EXERCISE AIM:
Extract the text of each entry below exactly, leaving every image behind.
Start of DATASET RECORDS
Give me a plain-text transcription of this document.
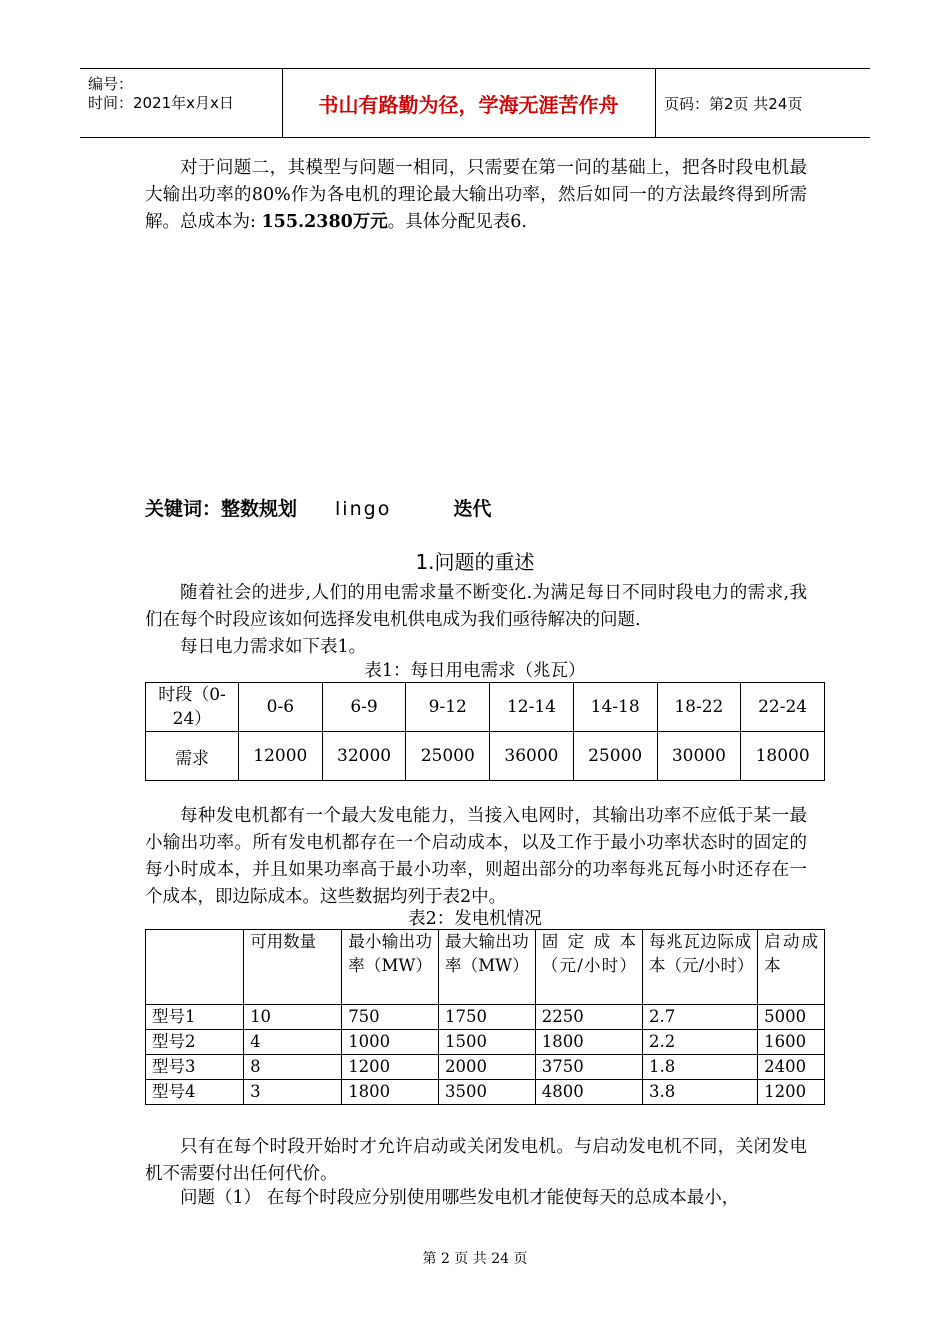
编号：
时间：2021年x月x日	书山有路勤为径，学海无涯苦作舟	页码：第2页 共24页

对于问题二，其模型与问题一相同，只需要在第一问的基础上，把各时段电机最大输出功率的80%作为各电机的理论最大输出功率，然后如同一的方法最终得到所需解。总成本为: 155.2380万元。具体分配见表6.

关键词：整数规划 lingo	迭代
1.问题的重述

随着社会的进步,人们的用电需求量不断变化.为满足每日不同时段电力的需求,我们在每个时段应该如何选择发电机供电成为我们亟待解决的问题.

每日电力需求如下表1。
表1：每日用电需求（兆瓦）
时段（0-24）	0-6	6-9	9-12	12-14	14-18	18-22	22-24
需求	12000	32000	25000	36000	25000	30000	18000

每种发电机都有一个最大发电能力，当接入电网时，其输出功率不应低于某一最小输出功率。所有发电机都存在一个启动成本，以及工作于最小功率状态时的固定的每小时成本，并且如果功率高于最小功率，则超出部分的功率每兆瓦每小时还存在一个成本，即边际成本。这些数据均列于表2中。

表2：发电机情况
	可用数量	最小输出功率（MW）	最大输出功率（MW）	固定成本（元/小时）	每兆瓦边际成本（元/小时）	启动成本
型号1	10	750	1750	2250	2.7	5000
型号2	4	1000	1500	1800	2.2	1600
型号3	8	1200	2000	3750	1.8	2400
型号4	3	1800	3500	4800	3.8	1200

只有在每个时段开始时才允许启动或关闭发电机。与启动发电机不同，关闭发电机不需要付出任何代价。

问题（1） 在每个时段应分别使用哪些发电机才能使每天的总成本最小，
第 2 页 共 24 页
End of DATASET RECORDS
TASK ANSWER:
Give me a plain-text transcription of this document.
编号：
时间：2021年x月x日	书山有路勤为径，学海无涯苦作舟	页码：第2页 共24页

对于问题二，其模型与问题一相同，只需要在第一问的基础上，把各时段电机最大输出功率的80%作为各电机的理论最大输出功率，然后如同一的方法最终得到所需解。总成本为: 155.2380万元。具体分配见表6.

关键词：整数规划 lingo	迭代
1.问题的重述

随着社会的进步,人们的用电需求量不断变化.为满足每日不同时段电力的需求,我们在每个时段应该如何选择发电机供电成为我们亟待解决的问题.

每日电力需求如下表1。
表1：每日用电需求（兆瓦）
时段（0-24）	0-6	6-9	9-12	12-14	14-18	18-22	22-24
需求	12000	32000	25000	36000	25000	30000	18000

每种发电机都有一个最大发电能力，当接入电网时，其输出功率不应低于某一最小输出功率。所有发电机都存在一个启动成本，以及工作于最小功率状态时的固定的每小时成本，并且如果功率高于最小功率，则超出部分的功率每兆瓦每小时还存在一个成本，即边际成本。这些数据均列于表2中。

表2：发电机情况
	可用数量	最小输出功率（MW）	最大输出功率（MW）	固定成本（元/小时）	每兆瓦边际成本（元/小时）	启动成本
型号1	10	750	1750	2250	2.7	5000
型号2	4	1000	1500	1800	2.2	1600
型号3	8	1200	2000	3750	1.8	2400
型号4	3	1800	3500	4800	3.8	1200

只有在每个时段开始时才允许启动或关闭发电机。与启动发电机不同，关闭发电机不需要付出任何代价。

问题（1） 在每个时段应分别使用哪些发电机才能使每天的总成本最小，
第 2 页 共 24 页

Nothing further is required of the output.